- DATASET RECORDS
• • •
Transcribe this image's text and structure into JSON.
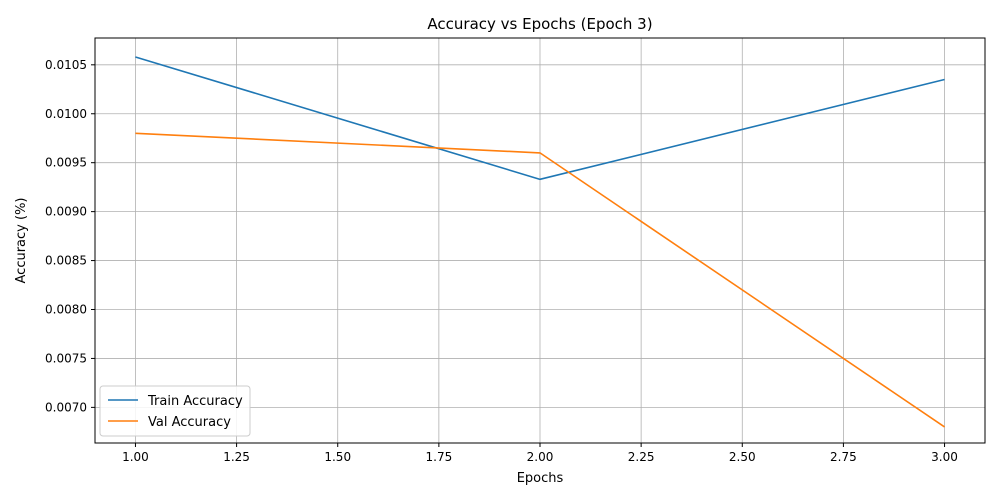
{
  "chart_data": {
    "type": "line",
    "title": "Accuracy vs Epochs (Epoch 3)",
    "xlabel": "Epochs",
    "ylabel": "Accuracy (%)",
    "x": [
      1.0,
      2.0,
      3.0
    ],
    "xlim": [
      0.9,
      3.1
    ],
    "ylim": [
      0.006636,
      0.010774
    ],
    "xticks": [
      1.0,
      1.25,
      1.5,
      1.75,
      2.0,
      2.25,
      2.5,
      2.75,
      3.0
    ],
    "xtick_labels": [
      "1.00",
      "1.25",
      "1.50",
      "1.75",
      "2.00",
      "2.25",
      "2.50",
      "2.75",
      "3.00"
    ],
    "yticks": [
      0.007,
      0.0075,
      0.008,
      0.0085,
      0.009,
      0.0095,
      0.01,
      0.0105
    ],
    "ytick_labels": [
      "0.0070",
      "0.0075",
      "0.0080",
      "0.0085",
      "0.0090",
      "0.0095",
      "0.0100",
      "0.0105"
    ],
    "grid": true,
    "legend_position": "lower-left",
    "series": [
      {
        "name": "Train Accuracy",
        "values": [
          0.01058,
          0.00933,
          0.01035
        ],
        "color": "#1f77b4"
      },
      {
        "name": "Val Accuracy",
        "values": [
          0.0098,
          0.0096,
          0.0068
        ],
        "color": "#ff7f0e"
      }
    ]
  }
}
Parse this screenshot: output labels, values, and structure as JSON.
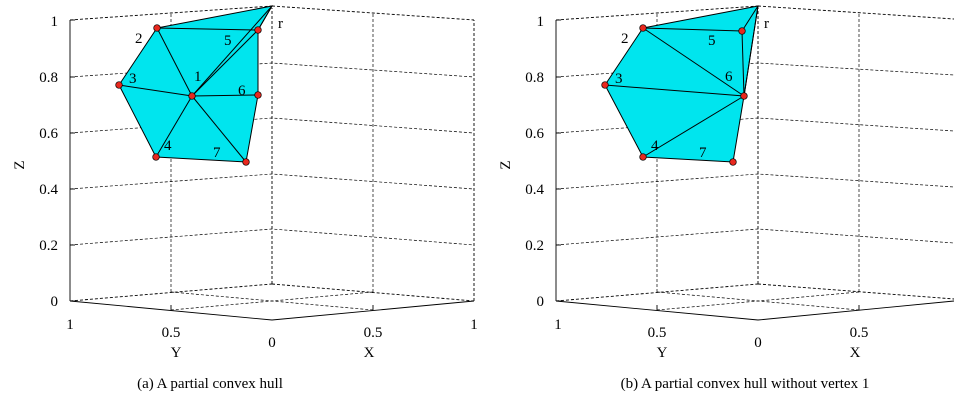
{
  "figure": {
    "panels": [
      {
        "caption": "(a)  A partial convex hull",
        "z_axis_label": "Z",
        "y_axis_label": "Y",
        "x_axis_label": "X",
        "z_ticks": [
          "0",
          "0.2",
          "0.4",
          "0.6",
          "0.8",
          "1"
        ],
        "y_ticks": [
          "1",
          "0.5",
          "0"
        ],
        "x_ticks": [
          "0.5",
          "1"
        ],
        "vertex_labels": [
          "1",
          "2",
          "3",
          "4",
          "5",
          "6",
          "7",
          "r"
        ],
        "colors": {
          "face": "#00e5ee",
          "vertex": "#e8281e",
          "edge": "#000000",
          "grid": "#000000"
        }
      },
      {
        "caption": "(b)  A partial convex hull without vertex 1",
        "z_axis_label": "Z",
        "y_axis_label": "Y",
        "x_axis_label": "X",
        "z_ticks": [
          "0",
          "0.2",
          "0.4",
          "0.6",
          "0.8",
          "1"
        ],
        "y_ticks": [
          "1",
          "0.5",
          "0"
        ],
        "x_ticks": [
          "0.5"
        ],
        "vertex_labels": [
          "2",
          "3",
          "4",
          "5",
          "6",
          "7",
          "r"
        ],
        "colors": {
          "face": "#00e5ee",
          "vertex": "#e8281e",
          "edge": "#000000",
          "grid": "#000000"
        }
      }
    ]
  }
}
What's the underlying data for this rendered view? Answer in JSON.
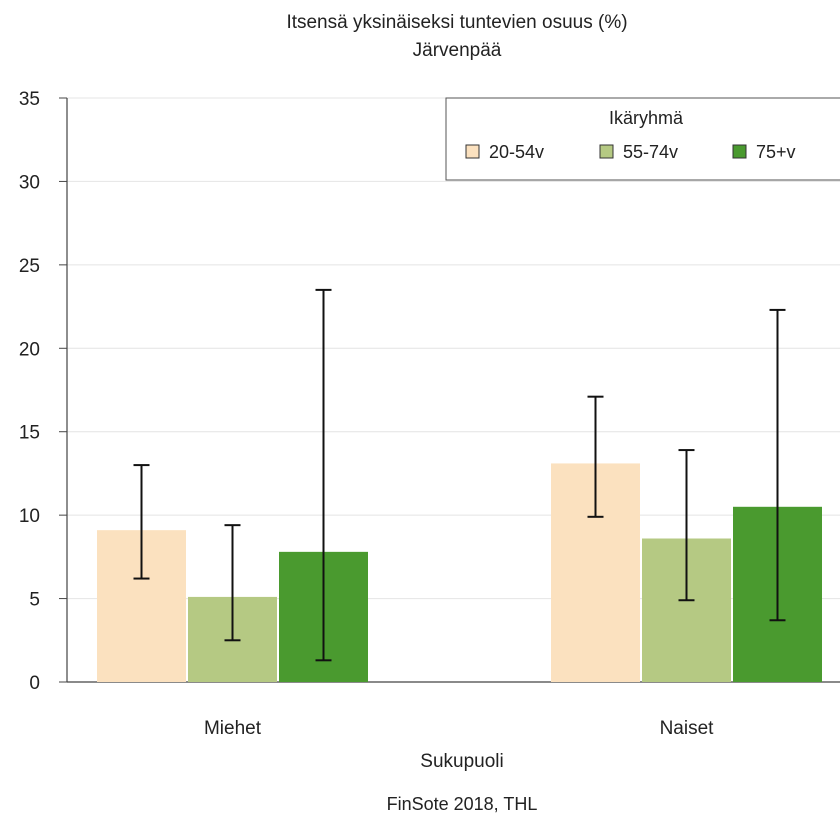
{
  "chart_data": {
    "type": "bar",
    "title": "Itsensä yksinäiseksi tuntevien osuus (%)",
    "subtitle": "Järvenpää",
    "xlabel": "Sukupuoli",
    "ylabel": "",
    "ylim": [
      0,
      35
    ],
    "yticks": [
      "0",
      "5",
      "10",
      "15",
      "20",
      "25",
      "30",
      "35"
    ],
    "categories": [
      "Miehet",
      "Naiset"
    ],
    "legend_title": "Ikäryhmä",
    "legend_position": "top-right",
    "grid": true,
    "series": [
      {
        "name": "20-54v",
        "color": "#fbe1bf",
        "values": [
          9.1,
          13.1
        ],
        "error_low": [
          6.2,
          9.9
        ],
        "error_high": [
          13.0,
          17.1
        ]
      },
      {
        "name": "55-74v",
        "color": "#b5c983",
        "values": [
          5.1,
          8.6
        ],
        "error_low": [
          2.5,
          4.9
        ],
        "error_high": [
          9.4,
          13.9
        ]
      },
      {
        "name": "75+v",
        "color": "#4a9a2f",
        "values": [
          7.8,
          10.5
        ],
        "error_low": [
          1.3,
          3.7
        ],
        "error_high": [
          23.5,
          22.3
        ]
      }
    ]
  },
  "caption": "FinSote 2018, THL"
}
• • •
- WHAT IS EXPECTED
All of the material above needs to be restated exactly, with no pictures.

- IN RESPONSE
Transcribe this image's text and structure into JSON.
{
  "chart_data": {
    "type": "line",
    "title": "Accuracy vs Epochs (Epoch 3)",
    "xlabel": "Epochs",
    "ylabel": "Accuracy (%)",
    "x": [
      1.0,
      2.0,
      3.0
    ],
    "xlim": [
      0.9,
      3.1
    ],
    "ylim": [
      0.006636,
      0.010774
    ],
    "xticks": [
      1.0,
      1.25,
      1.5,
      1.75,
      2.0,
      2.25,
      2.5,
      2.75,
      3.0
    ],
    "xtick_labels": [
      "1.00",
      "1.25",
      "1.50",
      "1.75",
      "2.00",
      "2.25",
      "2.50",
      "2.75",
      "3.00"
    ],
    "yticks": [
      0.007,
      0.0075,
      0.008,
      0.0085,
      0.009,
      0.0095,
      0.01,
      0.0105
    ],
    "ytick_labels": [
      "0.0070",
      "0.0075",
      "0.0080",
      "0.0085",
      "0.0090",
      "0.0095",
      "0.0100",
      "0.0105"
    ],
    "grid": true,
    "legend_position": "lower-left",
    "series": [
      {
        "name": "Train Accuracy",
        "values": [
          0.01058,
          0.00933,
          0.01035
        ],
        "color": "#1f77b4"
      },
      {
        "name": "Val Accuracy",
        "values": [
          0.0098,
          0.0096,
          0.0068
        ],
        "color": "#ff7f0e"
      }
    ]
  }
}
Parse this screenshot: output labels, values, and structure as JSON.
{
  "figure": {
    "panels": [
      {
        "caption": "(a)  A partial convex hull",
        "z_axis_label": "Z",
        "y_axis_label": "Y",
        "x_axis_label": "X",
        "z_ticks": [
          "0",
          "0.2",
          "0.4",
          "0.6",
          "0.8",
          "1"
        ],
        "y_ticks": [
          "1",
          "0.5",
          "0"
        ],
        "x_ticks": [
          "0.5",
          "1"
        ],
        "vertex_labels": [
          "1",
          "2",
          "3",
          "4",
          "5",
          "6",
          "7",
          "r"
        ],
        "colors": {
          "face": "#00e5ee",
          "vertex": "#e8281e",
          "edge": "#000000",
          "grid": "#000000"
        }
      },
      {
        "caption": "(b)  A partial convex hull without vertex 1",
        "z_axis_label": "Z",
        "y_axis_label": "Y",
        "x_axis_label": "X",
        "z_ticks": [
          "0",
          "0.2",
          "0.4",
          "0.6",
          "0.8",
          "1"
        ],
        "y_ticks": [
          "1",
          "0.5",
          "0"
        ],
        "x_ticks": [
          "0.5"
        ],
        "vertex_labels": [
          "2",
          "3",
          "4",
          "5",
          "6",
          "7",
          "r"
        ],
        "colors": {
          "face": "#00e5ee",
          "vertex": "#e8281e",
          "edge": "#000000",
          "grid": "#000000"
        }
      }
    ]
  }
}
What's the underlying data for this rendered view? Answer in JSON.
{
  "chart_data": {
    "type": "bar",
    "title": "Itsensä yksinäiseksi tuntevien osuus (%)",
    "subtitle": "Järvenpää",
    "xlabel": "Sukupuoli",
    "ylabel": "",
    "ylim": [
      0,
      35
    ],
    "yticks": [
      "0",
      "5",
      "10",
      "15",
      "20",
      "25",
      "30",
      "35"
    ],
    "categories": [
      "Miehet",
      "Naiset"
    ],
    "legend_title": "Ikäryhmä",
    "legend_position": "top-right",
    "grid": true,
    "series": [
      {
        "name": "20-54v",
        "color": "#fbe1bf",
        "values": [
          9.1,
          13.1
        ],
        "error_low": [
          6.2,
          9.9
        ],
        "error_high": [
          13.0,
          17.1
        ]
      },
      {
        "name": "55-74v",
        "color": "#b5c983",
        "values": [
          5.1,
          8.6
        ],
        "error_low": [
          2.5,
          4.9
        ],
        "error_high": [
          9.4,
          13.9
        ]
      },
      {
        "name": "75+v",
        "color": "#4a9a2f",
        "values": [
          7.8,
          10.5
        ],
        "error_low": [
          1.3,
          3.7
        ],
        "error_high": [
          23.5,
          22.3
        ]
      }
    ]
  },
  "caption": "FinSote 2018, THL"
}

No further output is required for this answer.